TASK STATEMENT:
List each line of the data that holds the word "соответствует".

[Dataset items]
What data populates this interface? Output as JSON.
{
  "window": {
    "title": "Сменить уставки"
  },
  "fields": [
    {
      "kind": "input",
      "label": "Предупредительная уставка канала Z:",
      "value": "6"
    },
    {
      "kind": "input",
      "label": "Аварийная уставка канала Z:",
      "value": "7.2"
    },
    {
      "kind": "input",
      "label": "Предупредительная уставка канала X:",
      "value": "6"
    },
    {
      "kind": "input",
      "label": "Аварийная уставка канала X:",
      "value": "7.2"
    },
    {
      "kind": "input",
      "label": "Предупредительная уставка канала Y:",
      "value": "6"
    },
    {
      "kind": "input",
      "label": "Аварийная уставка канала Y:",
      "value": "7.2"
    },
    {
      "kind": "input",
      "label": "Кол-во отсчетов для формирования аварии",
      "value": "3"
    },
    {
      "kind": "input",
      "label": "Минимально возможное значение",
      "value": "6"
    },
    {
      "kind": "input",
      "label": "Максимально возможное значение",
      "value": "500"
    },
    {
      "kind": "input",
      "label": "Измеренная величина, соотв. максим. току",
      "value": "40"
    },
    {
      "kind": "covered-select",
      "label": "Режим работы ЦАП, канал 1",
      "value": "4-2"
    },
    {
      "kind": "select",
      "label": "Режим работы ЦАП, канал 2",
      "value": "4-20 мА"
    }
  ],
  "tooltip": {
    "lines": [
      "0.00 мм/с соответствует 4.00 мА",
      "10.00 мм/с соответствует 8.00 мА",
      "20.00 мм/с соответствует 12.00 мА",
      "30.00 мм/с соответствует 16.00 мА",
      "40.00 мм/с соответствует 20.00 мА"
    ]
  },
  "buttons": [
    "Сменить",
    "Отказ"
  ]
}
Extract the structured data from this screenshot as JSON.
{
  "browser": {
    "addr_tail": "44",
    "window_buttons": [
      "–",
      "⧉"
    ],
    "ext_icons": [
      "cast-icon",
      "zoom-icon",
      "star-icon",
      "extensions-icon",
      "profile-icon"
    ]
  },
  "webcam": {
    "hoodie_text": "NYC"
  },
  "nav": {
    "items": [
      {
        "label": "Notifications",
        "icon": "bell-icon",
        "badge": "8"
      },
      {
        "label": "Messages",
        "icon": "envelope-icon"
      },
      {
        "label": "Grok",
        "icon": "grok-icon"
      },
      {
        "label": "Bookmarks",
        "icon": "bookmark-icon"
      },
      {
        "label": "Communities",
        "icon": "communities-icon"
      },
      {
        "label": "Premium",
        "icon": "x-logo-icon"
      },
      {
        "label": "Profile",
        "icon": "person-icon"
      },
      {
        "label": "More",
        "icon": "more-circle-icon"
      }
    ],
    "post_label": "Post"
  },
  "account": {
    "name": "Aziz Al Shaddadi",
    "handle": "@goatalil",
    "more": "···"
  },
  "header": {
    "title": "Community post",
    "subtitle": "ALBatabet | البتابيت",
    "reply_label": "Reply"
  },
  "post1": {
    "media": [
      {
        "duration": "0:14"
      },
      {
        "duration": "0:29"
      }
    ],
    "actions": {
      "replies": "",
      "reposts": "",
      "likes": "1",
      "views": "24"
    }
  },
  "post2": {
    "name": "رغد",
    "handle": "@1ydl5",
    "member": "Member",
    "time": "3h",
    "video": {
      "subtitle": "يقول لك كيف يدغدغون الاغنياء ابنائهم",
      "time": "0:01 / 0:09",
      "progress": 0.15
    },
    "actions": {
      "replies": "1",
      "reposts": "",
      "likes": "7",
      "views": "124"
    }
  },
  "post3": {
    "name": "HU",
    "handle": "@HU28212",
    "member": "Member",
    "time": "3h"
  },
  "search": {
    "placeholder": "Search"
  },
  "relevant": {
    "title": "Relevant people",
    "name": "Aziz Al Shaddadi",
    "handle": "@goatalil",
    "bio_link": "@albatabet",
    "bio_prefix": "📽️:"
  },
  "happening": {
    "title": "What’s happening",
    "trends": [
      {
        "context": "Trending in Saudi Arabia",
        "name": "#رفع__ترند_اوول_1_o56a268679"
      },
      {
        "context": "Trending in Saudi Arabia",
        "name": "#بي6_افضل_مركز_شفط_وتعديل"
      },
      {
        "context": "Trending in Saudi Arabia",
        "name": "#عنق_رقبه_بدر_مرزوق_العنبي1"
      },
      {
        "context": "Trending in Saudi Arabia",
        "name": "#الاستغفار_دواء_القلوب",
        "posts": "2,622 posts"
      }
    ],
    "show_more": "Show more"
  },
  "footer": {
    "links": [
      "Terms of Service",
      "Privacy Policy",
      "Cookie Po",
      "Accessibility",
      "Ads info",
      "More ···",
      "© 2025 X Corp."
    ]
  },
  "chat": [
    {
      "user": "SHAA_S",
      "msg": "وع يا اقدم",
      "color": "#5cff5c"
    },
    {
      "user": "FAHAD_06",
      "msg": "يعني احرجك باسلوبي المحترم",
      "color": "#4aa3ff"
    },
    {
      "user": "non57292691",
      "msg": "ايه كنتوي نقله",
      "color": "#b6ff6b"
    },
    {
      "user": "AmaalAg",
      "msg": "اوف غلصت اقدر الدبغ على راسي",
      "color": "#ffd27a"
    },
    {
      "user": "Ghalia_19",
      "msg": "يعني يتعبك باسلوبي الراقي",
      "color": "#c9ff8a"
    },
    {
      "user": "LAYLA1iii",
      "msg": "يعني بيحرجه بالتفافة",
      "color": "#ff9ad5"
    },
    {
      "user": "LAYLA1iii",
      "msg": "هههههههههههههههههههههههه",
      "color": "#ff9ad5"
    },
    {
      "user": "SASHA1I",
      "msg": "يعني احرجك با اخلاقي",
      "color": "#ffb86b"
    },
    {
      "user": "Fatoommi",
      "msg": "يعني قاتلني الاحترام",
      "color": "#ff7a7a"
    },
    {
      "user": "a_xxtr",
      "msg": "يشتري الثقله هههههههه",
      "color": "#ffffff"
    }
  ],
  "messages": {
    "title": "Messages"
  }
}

EXPECTED ANSWER:
      "0.00 мм/с соответствует 4.00 мА",
      "10.00 мм/с соответствует 8.00 мА",
      "20.00 мм/с соответствует 12.00 мА",
      "30.00 мм/с соответствует 16.00 мА",
      "40.00 мм/с соответствует 20.00 мА"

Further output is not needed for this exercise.